Tally the lines containing "this" and report the number alone.

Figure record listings
** begin **

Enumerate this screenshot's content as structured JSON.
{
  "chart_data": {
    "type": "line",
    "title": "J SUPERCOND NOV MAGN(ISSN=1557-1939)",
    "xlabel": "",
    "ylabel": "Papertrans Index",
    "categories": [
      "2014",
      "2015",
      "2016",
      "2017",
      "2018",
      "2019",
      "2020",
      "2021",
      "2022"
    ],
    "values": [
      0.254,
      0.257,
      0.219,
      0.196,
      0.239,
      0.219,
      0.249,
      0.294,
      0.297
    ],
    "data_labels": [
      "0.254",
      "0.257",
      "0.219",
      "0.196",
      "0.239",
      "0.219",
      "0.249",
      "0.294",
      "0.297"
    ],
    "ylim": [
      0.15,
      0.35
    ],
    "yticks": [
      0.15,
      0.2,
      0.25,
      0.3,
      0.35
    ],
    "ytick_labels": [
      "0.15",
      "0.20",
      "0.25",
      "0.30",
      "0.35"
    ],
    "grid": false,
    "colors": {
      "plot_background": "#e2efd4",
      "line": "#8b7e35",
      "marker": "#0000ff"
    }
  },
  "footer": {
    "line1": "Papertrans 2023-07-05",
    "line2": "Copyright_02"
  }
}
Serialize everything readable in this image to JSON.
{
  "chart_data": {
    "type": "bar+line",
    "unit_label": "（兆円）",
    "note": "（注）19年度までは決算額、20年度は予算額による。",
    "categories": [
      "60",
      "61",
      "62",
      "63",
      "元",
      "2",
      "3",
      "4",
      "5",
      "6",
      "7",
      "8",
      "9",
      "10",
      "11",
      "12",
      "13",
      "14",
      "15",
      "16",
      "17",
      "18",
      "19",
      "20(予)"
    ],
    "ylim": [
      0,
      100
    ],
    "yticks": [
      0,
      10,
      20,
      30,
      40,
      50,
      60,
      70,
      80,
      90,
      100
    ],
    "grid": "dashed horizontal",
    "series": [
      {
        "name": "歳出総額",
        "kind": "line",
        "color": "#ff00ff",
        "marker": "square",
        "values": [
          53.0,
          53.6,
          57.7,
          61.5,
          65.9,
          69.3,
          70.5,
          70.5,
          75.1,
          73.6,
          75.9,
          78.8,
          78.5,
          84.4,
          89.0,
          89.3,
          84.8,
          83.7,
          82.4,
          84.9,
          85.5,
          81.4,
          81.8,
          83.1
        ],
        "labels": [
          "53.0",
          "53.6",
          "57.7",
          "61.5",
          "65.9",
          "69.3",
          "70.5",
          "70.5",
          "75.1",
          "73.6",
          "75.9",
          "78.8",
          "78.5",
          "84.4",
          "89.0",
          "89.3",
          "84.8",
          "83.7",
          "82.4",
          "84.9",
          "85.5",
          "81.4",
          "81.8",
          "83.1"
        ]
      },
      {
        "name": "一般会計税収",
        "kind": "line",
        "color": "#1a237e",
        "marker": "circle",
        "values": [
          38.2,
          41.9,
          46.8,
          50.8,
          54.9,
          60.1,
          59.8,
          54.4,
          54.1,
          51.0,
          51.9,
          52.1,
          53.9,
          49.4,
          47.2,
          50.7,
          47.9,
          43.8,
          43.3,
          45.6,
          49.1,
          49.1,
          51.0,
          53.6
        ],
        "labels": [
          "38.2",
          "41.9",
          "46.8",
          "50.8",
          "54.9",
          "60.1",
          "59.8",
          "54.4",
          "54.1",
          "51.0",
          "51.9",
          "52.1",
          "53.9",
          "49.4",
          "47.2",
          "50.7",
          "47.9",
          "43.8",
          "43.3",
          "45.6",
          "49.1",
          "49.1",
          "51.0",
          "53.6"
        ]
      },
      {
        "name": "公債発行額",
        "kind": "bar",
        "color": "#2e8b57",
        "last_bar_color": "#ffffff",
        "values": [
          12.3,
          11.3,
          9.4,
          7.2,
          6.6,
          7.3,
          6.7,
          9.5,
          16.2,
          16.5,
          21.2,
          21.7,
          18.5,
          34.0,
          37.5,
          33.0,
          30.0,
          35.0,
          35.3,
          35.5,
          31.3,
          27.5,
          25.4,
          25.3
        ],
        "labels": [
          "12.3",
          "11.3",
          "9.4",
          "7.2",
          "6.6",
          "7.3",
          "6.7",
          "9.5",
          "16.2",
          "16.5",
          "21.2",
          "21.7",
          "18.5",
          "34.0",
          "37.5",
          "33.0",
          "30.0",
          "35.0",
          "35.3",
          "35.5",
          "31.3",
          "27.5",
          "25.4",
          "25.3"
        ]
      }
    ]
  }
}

** end **

-- Problem solution --
2